_SHORT TASK_
Reproduce all of the data below without alteration; exclude every picture.

_RECORDS SHOWN_
━━━━━━━━━━━━━━━━

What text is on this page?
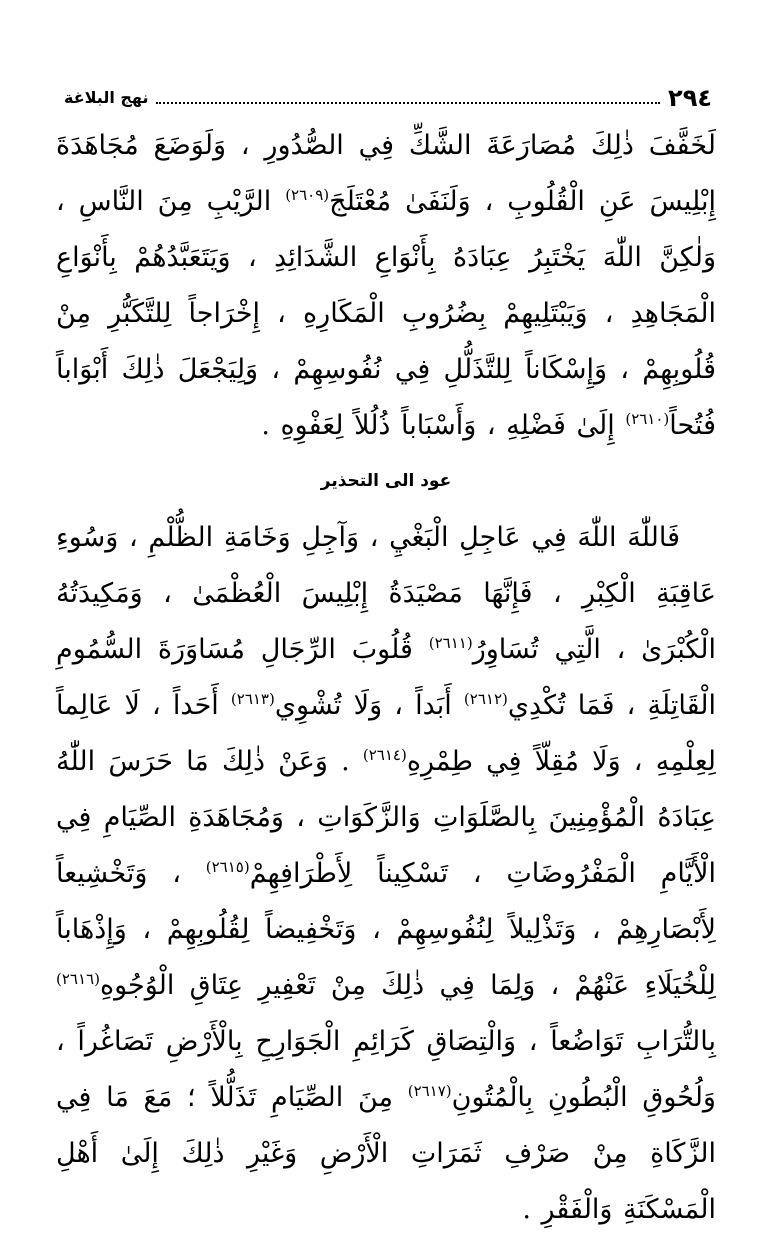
٢٩٤
نهج البلاغة
لَخَفَّفَ ذٰلِكَ مُصَارَعَةَ الشَّكِّ فِي الصُّدُورِ ، وَلَوَضَعَ مُجَاهَدَةَ إِبْلِيسَ عَنِ الْقُلُوبِ ، وَلَنَفَىٰ مُعْتَلَجَ$^{(٢٦٠٩)}$ الرَّيْبِ مِنَ النَّاسِ ، وَلٰكِنَّ اللّٰهَ يَخْتَبِرُ عِبَادَهُ بِأَنْوَاعِ الشَّدَائِدِ ، وَيَتَعَبَّدُهُمْ بِأَنْوَاعِ الْمَجَاهِدِ ، وَيَبْتَلِيهِمْ بِضُرُوبِ الْمَكَارِهِ ، إِخْرَاجاً لِلتَّكَبُّرِ مِنْ قُلُوبِهِمْ ، وَإِسْكَاناً لِلتَّذَلُّلِ فِي نُفُوسِهِمْ ، وَلِيَجْعَلَ ذٰلِكَ أَبْوَاباً فُتُحاً$^{(٢٦١٠)}$ إِلَىٰ فَضْلِهِ ، وَأَسْبَاباً ذُلُلاً لِعَفْوِهِ .
عود الى التحذير
فَاللّٰهَ اللّٰهَ فِي عَاجِلِ الْبَغْيِ ، وَآجِلِ وَخَامَةِ الظُّلْمِ ، وَسُوءِ عَاقِبَةِ الْكِبْرِ ، فَإِنَّهَا مَصْيَدَةُ إِبْلِيسَ الْعُظْمَىٰ ، وَمَكِيدَتُهُ الْكُبْرَىٰ ، الَّتِي تُسَاوِرُ$^{(٢٦١١)}$ قُلُوبَ الرِّجَالِ مُسَاوَرَةَ السُّمُومِ الْقَاتِلَةِ ، فَمَا تُكْدِي$^{(٢٦١٢)}$ أَبَداً ، وَلَا تُشْوِي$^{(٢٦١٣)}$ أَحَداً ، لَا عَالِماً لِعِلْمِهِ ، وَلَا مُقِلّاً فِي طِمْرِهِ$^{(٢٦١٤)}$ . وَعَنْ ذٰلِكَ مَا حَرَسَ اللّٰهُ عِبَادَهُ الْمُؤْمِنِينَ بِالصَّلَوَاتِ وَالزَّكَوَاتِ ، وَمُجَاهَدَةِ الصِّيَامِ فِي الْأَيَّامِ الْمَفْرُوضَاتِ ، تَسْكِيناً لِأَطْرَافِهِمْ$^{(٢٦١٥)}$ ، وَتَخْشِيعاً لِأَبْصَارِهِمْ ، وَتَذْلِيلاً لِنُفُوسِهِمْ ، وَتَخْفِيضاً لِقُلُوبِهِمْ ، وَإِذْهَاباً لِلْخُيَلَاءِ عَنْهُمْ ، وَلِمَا فِي ذٰلِكَ مِنْ تَعْفِيرِ عِتَاقِ الْوُجُوهِ$^{(٢٦١٦)}$ بِالتُّرَابِ تَوَاضُعاً ، وَالْتِصَاقِ كَرَائِمِ الْجَوَارِحِ بِالْأَرْضِ تَصَاغُراً ، وَلُحُوقِ الْبُطُونِ بِالْمُتُونِ$^{(٢٦١٧)}$ مِنَ الصِّيَامِ تَذَلُّلاً ؛ مَعَ مَا فِي الزَّكَاةِ مِنْ صَرْفِ ثَمَرَاتِ الْأَرْضِ وَغَيْرِ ذٰلِكَ إِلَىٰ أَهْلِ الْمَسْكَنَةِ وَالْفَقْرِ .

━━━━━━━━━━━━━━━━

_RESULT_
What text is on this page?
٢٩٤
نهج البلاغة
لَخَفَّفَ ذٰلِكَ مُصَارَعَةَ الشَّكِّ فِي الصُّدُورِ ، وَلَوَضَعَ مُجَاهَدَةَ إِبْلِيسَ عَنِ الْقُلُوبِ ، وَلَنَفَىٰ مُعْتَلَجَ$^{(٢٦٠٩)}$ الرَّيْبِ مِنَ النَّاسِ ، وَلٰكِنَّ اللّٰهَ يَخْتَبِرُ عِبَادَهُ بِأَنْوَاعِ الشَّدَائِدِ ، وَيَتَعَبَّدُهُمْ بِأَنْوَاعِ الْمَجَاهِدِ ، وَيَبْتَلِيهِمْ بِضُرُوبِ الْمَكَارِهِ ، إِخْرَاجاً لِلتَّكَبُّرِ مِنْ قُلُوبِهِمْ ، وَإِسْكَاناً لِلتَّذَلُّلِ فِي نُفُوسِهِمْ ، وَلِيَجْعَلَ ذٰلِكَ أَبْوَاباً فُتُحاً$^{(٢٦١٠)}$ إِلَىٰ فَضْلِهِ ، وَأَسْبَاباً ذُلُلاً لِعَفْوِهِ .
عود الى التحذير
فَاللّٰهَ اللّٰهَ فِي عَاجِلِ الْبَغْيِ ، وَآجِلِ وَخَامَةِ الظُّلْمِ ، وَسُوءِ عَاقِبَةِ الْكِبْرِ ، فَإِنَّهَا مَصْيَدَةُ إِبْلِيسَ الْعُظْمَىٰ ، وَمَكِيدَتُهُ الْكُبْرَىٰ ، الَّتِي تُسَاوِرُ$^{(٢٦١١)}$ قُلُوبَ الرِّجَالِ مُسَاوَرَةَ السُّمُومِ الْقَاتِلَةِ ، فَمَا تُكْدِي$^{(٢٦١٢)}$ أَبَداً ، وَلَا تُشْوِي$^{(٢٦١٣)}$ أَحَداً ، لَا عَالِماً لِعِلْمِهِ ، وَلَا مُقِلّاً فِي طِمْرِهِ$^{(٢٦١٤)}$ . وَعَنْ ذٰلِكَ مَا حَرَسَ اللّٰهُ عِبَادَهُ الْمُؤْمِنِينَ بِالصَّلَوَاتِ وَالزَّكَوَاتِ ، وَمُجَاهَدَةِ الصِّيَامِ فِي الْأَيَّامِ الْمَفْرُوضَاتِ ، تَسْكِيناً لِأَطْرَافِهِمْ$^{(٢٦١٥)}$ ، وَتَخْشِيعاً لِأَبْصَارِهِمْ ، وَتَذْلِيلاً لِنُفُوسِهِمْ ، وَتَخْفِيضاً لِقُلُوبِهِمْ ، وَإِذْهَاباً لِلْخُيَلَاءِ عَنْهُمْ ، وَلِمَا فِي ذٰلِكَ مِنْ تَعْفِيرِ عِتَاقِ الْوُجُوهِ$^{(٢٦١٦)}$ بِالتُّرَابِ تَوَاضُعاً ، وَالْتِصَاقِ كَرَائِمِ الْجَوَارِحِ بِالْأَرْضِ تَصَاغُراً ، وَلُحُوقِ الْبُطُونِ بِالْمُتُونِ$^{(٢٦١٧)}$ مِنَ الصِّيَامِ تَذَلُّلاً ؛ مَعَ مَا فِي الزَّكَاةِ مِنْ صَرْفِ ثَمَرَاتِ الْأَرْضِ وَغَيْرِ ذٰلِكَ إِلَىٰ أَهْلِ الْمَسْكَنَةِ وَالْفَقْرِ .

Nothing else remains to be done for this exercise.